[Start]

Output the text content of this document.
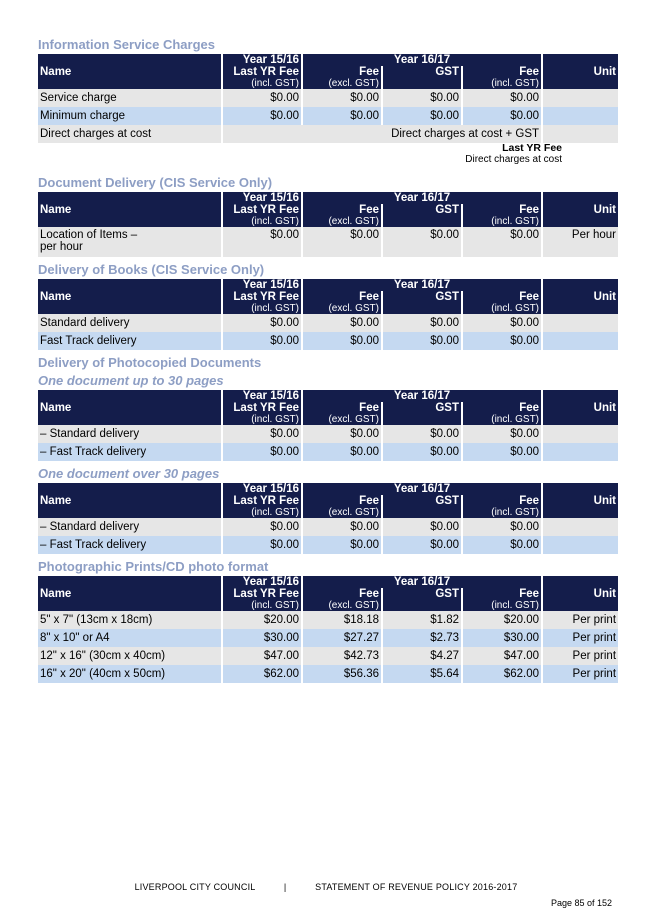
Information Service Charges
Name	Year 15/16	Year 16/17			Unit
	Last YR Fee	Fee	GST	Fee	
	(incl. GST)	(excl. GST)		(incl. GST)	
Service charge	$0.00	$0.00	$0.00	$0.00	
Minimum charge	$0.00	$0.00	$0.00	$0.00	
Direct charges at cost	Direct charges at cost + GST	
Last YR Fee
Direct charges at cost
Document Delivery (CIS Service Only)
Name	Year 15/16	Year 16/17			Unit
	Last YR Fee	Fee	GST	Fee	
	(incl. GST)	(excl. GST)		(incl. GST)	
Location of Items –
per hour	$0.00	$0.00	$0.00	$0.00	Per hour
Delivery of Books (CIS Service Only)
Name	Year 15/16	Year 16/17			Unit
	Last YR Fee	Fee	GST	Fee	
	(incl. GST)	(excl. GST)		(incl. GST)	
Standard delivery	$0.00	$0.00	$0.00	$0.00	
Fast Track delivery	$0.00	$0.00	$0.00	$0.00	
Delivery of Photocopied Documents
One document up to 30 pages
Name	Year 15/16	Year 16/17			Unit
	Last YR Fee	Fee	GST	Fee	
	(incl. GST)	(excl. GST)		(incl. GST)	
– Standard delivery	$0.00	$0.00	$0.00	$0.00	
– Fast Track delivery	$0.00	$0.00	$0.00	$0.00	
One document over 30 pages
Name	Year 15/16	Year 16/17			Unit
	Last YR Fee	Fee	GST	Fee	
	(incl. GST)	(excl. GST)		(incl. GST)	
– Standard delivery	$0.00	$0.00	$0.00	$0.00	
– Fast Track delivery	$0.00	$0.00	$0.00	$0.00	
Photographic Prints/CD photo format
Name	Year 15/16	Year 16/17			Unit
	Last YR Fee	Fee	GST	Fee	
	(incl. GST)	(excl. GST)		(incl. GST)	
5" x 7" (13cm x 18cm)	$20.00	$18.18	$1.82	$20.00	Per print
8" x 10" or A4	$30.00	$27.27	$2.73	$30.00	Per print
12" x 16" (30cm x 40cm)	$47.00	$42.73	$4.27	$47.00	Per print
16" x 20" (40cm x 50cm)	$62.00	$56.36	$5.64	$62.00	Per print
LIVERPOOL CITY COUNCIL	|	STATEMENT OF REVENUE POLICY 2016-2017
Page 85 of 152
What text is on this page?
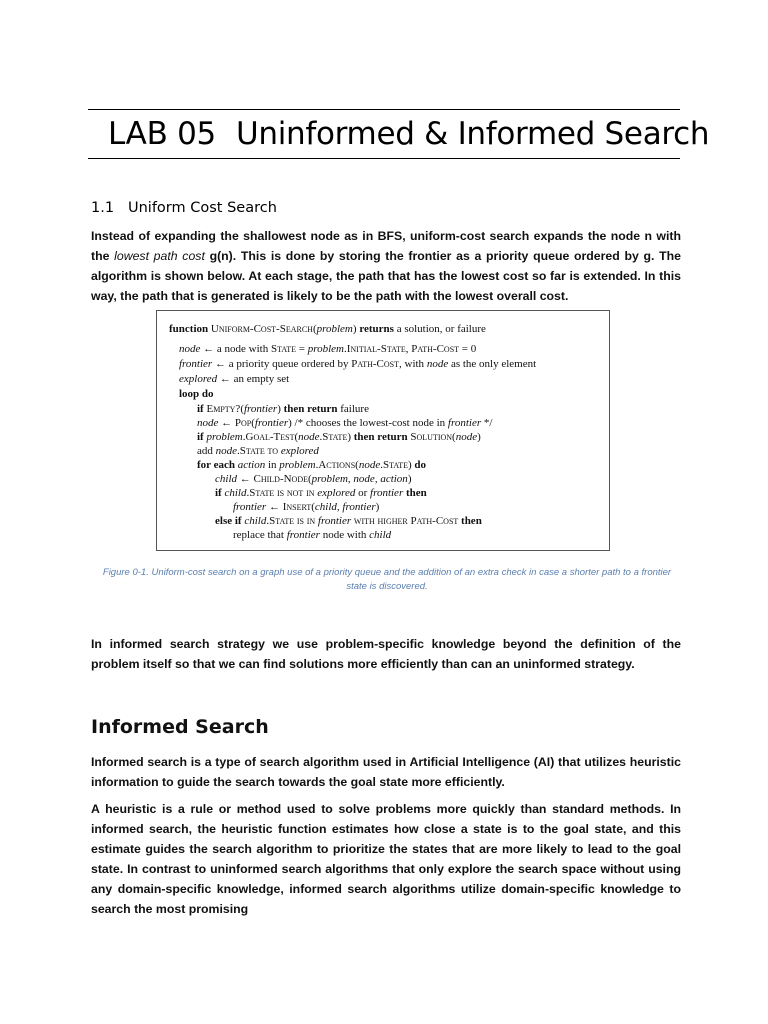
LAB 05 Uninformed & Informed Search
1.1 Uniform Cost Search
Instead of expanding the shallowest node as in BFS, uniform-cost search expands the node n with the lowest path cost g(n). This is done by storing the frontier as a priority queue ordered by g. The algorithm is shown below. At each stage, the path that has the lowest cost so far is extended. In this way, the path that is generated is likely to be the path with the lowest overall cost.
function Uniform-Cost-Search(problem) returns a solution, or failure
node ← a node with State = problem.Initial-State, Path-Cost = 0
frontier ← a priority queue ordered by Path-Cost, with node as the only element
explored ← an empty set
loop do
if Empty?(frontier) then return failure
node ← Pop(frontier) /* chooses the lowest-cost node in frontier */
if problem.Goal-Test(node.State) then return Solution(node)
add node.State to explored
for each action in problem.Actions(node.State) do
child ← Child-Node(problem, node, action)
if child.State is not in explored or frontier then
frontier ← Insert(child, frontier)
else if child.State is in frontier with higher Path-Cost then
replace that frontier node with child
Figure 0-1. Uniform-cost search on a graph use of a priority queue and the addition of an extra check in case a shorter path to a frontier state is discovered.
In informed search strategy we use problem-specific knowledge beyond the definition of the problem itself so that we can find solutions more efficiently than can an uninformed strategy.
Informed Search
Informed search is a type of search algorithm used in Artificial Intelligence (AI) that utilizes heuristic information to guide the search towards the goal state more efficiently.
A heuristic is a rule or method used to solve problems more quickly than standard methods. In informed search, the heuristic function estimates how close a state is to the goal state, and this estimate guides the search algorithm to prioritize the states that are more likely to lead to the goal state. In contrast to uninformed search algorithms that only explore the search space without using any domain-specific knowledge, informed search algorithms utilize domain-specific knowledge to search the most promising
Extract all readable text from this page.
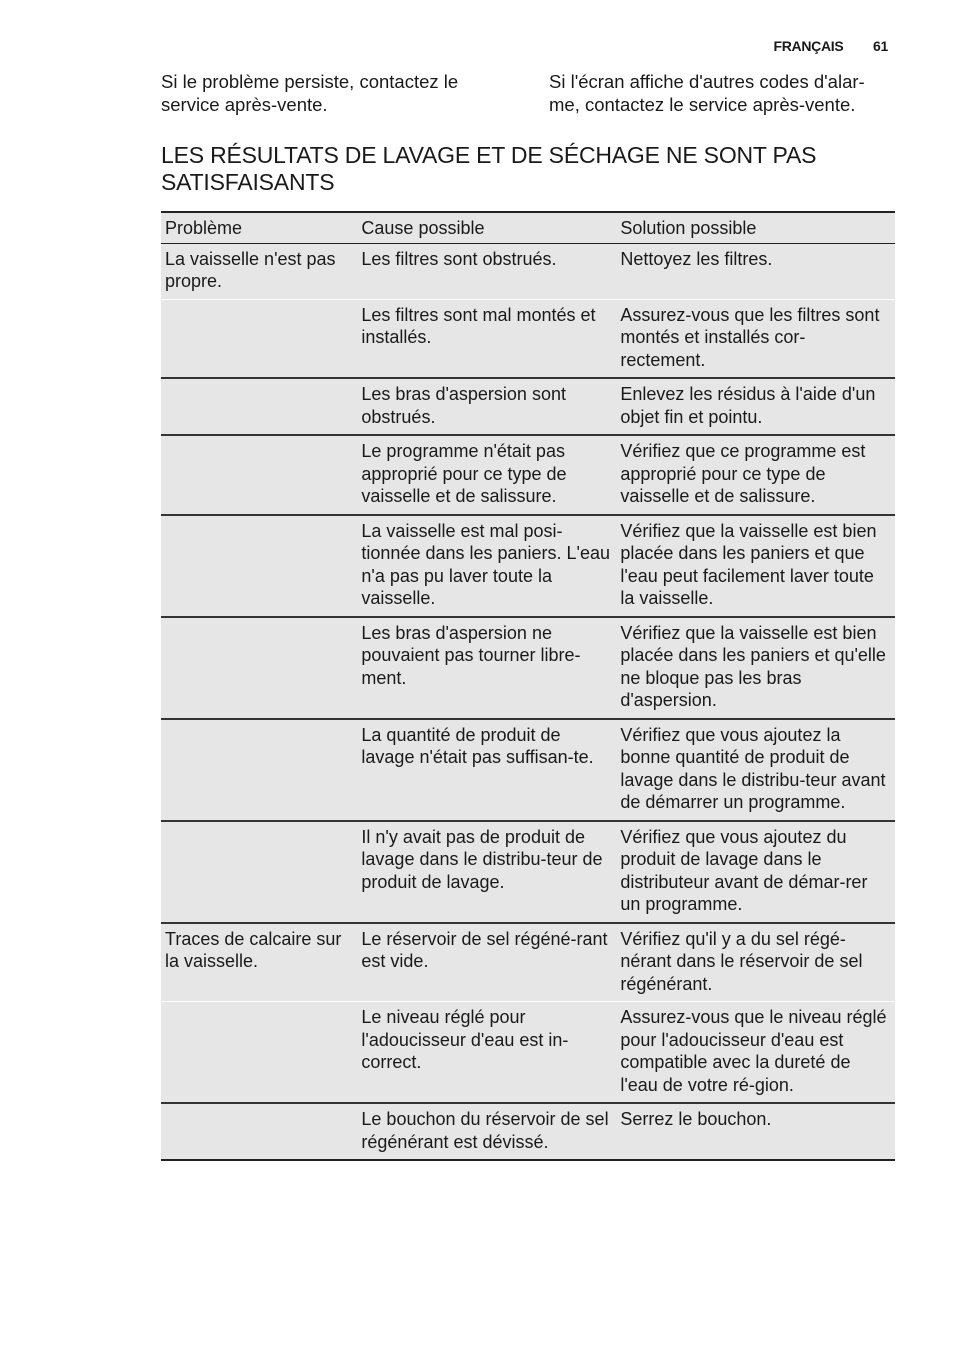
FRANÇAIS 61
Si le problème persiste, contactez le service après-vente.
Si l'écran affiche d'autres codes d'alar-me, contactez le service après-vente.
LES RÉSULTATS DE LAVAGE ET DE SÉCHAGE NE SONT PAS SATISFAISANTS
Problème	Cause possible	Solution possible
La vaisselle n'est pas propre.	Les filtres sont obstrués.	Nettoyez les filtres.
	Les filtres sont mal montés et installés.	Assurez-vous que les filtres sont montés et installés cor-rectement.
	Les bras d'aspersion sont obstrués.	Enlevez les résidus à l'aide d'un objet fin et pointu.
	Le programme n'était pas approprié pour ce type de vaisselle et de salissure.	Vérifiez que ce programme est approprié pour ce type de vaisselle et de salissure.
	La vaisselle est mal posi-tionnée dans les paniers. L'eau n'a pas pu laver toute la vaisselle.	Vérifiez que la vaisselle est bien placée dans les paniers et que l'eau peut facilement laver toute la vaisselle.
	Les bras d'aspersion ne pouvaient pas tourner libre-ment.	Vérifiez que la vaisselle est bien placée dans les paniers et qu'elle ne bloque pas les bras d'aspersion.
	La quantité de produit de lavage n'était pas suffisan-te.	Vérifiez que vous ajoutez la bonne quantité de produit de lavage dans le distribu-teur avant de démarrer un programme.
	Il n'y avait pas de produit de lavage dans le distribu-teur de produit de lavage.	Vérifiez que vous ajoutez du produit de lavage dans le distributeur avant de démar-rer un programme.
Traces de calcaire sur la vaisselle.	Le réservoir de sel régéné-rant est vide.	Vérifiez qu'il y a du sel régé-nérant dans le réservoir de sel régénérant.
	Le niveau réglé pour l'adoucisseur d'eau est in-correct.	Assurez-vous que le niveau réglé pour l'adoucisseur d'eau est compatible avec la dureté de l'eau de votre ré-gion.
	Le bouchon du réservoir de sel régénérant est dévissé.	Serrez le bouchon.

[End]

§ Request
Search the data above for lines holding "distribu" and copy each of them.

§ Complete answer
	La quantité de produit de lavage n'était pas suffisan-te.	Vérifiez que vous ajoutez la bonne quantité de produit de lavage dans le distribu-teur avant de démarrer un programme.
	Il n'y avait pas de produit de lavage dans le distribu-teur de produit de lavage.	Vérifiez que vous ajoutez du produit de lavage dans le distributeur avant de démar-rer un programme.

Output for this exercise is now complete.